→ TASK PROMPT: Pick out every line that holds the string "Accept" and copy it.

-- Start of DATA IN THIS EXERCISE --

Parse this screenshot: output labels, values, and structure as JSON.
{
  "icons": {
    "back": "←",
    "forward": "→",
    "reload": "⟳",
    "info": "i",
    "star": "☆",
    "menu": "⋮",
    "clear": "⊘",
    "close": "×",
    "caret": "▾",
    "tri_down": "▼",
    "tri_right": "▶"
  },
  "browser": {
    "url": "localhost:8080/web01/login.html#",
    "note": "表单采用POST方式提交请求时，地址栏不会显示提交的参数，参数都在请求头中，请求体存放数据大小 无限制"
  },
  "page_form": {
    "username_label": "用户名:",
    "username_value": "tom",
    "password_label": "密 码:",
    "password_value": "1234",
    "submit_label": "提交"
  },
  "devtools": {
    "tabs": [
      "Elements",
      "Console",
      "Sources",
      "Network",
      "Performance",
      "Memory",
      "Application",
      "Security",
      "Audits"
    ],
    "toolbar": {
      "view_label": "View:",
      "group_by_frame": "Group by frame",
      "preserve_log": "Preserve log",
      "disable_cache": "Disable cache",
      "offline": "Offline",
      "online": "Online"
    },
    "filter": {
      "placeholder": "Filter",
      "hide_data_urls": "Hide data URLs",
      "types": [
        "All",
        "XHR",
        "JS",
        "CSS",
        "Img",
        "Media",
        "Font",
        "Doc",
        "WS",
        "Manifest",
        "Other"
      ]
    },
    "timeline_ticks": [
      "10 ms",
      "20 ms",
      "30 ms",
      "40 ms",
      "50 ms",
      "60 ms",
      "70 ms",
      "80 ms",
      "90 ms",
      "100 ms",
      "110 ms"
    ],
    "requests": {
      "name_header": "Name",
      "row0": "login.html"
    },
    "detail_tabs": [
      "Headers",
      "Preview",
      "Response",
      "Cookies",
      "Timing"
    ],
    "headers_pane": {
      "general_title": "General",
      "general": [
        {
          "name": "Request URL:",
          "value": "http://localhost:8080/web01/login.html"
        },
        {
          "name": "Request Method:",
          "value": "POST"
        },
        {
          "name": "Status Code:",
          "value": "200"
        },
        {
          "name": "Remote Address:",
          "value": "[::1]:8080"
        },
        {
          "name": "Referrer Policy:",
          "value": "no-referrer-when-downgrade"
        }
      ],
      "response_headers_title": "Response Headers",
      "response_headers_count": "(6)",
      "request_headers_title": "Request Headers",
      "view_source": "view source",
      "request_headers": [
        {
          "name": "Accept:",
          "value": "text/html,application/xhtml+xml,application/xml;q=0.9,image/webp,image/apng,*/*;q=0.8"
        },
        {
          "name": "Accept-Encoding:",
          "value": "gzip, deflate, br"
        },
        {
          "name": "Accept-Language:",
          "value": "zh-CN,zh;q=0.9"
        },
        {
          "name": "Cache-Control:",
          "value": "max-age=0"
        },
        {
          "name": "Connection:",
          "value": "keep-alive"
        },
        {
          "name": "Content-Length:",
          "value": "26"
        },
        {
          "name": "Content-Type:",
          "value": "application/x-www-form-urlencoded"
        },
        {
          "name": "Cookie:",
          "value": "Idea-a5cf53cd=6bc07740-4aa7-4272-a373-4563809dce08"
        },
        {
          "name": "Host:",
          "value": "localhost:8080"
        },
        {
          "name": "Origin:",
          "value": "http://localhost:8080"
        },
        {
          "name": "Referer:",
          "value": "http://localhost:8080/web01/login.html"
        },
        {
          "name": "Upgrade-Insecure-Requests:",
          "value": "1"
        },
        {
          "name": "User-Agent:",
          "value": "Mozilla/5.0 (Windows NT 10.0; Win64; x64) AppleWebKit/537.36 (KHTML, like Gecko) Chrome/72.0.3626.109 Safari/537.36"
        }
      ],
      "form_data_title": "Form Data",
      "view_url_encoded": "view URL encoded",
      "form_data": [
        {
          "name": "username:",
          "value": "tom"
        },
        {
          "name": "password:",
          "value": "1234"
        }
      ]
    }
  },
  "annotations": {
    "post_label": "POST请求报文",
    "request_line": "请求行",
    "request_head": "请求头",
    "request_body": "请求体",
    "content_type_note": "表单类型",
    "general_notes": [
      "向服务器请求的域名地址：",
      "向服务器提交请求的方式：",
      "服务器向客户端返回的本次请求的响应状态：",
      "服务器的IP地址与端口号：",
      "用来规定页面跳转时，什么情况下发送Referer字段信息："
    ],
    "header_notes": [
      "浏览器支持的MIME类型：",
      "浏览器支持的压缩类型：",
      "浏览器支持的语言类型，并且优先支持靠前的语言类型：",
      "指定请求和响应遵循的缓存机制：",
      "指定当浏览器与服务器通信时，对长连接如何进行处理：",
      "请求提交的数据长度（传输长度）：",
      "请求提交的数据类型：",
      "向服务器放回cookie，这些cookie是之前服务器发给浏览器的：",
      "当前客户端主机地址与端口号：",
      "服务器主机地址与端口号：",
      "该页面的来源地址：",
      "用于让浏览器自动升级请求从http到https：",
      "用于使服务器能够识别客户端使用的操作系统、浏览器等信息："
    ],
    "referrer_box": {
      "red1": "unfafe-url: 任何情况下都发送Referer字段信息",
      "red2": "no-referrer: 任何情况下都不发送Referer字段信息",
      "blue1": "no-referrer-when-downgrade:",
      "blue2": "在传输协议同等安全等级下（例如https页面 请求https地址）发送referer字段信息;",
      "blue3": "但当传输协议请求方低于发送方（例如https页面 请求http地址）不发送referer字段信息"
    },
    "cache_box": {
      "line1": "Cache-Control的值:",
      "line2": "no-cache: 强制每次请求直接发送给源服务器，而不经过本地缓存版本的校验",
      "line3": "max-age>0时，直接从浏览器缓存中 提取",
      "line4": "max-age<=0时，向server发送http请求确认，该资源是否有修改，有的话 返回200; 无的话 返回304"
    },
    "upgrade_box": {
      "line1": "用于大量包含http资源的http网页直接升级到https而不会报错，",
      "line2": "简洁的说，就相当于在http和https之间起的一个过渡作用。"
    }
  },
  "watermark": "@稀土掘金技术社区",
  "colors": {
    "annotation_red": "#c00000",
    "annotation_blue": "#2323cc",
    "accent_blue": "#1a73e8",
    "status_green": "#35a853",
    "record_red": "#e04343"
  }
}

-- End of DATA IN THIS EXERCISE --

→ TASK ANSWER:
          "name": "Accept:",
          "name": "Accept-Encoding:",
          "name": "Accept-Language:",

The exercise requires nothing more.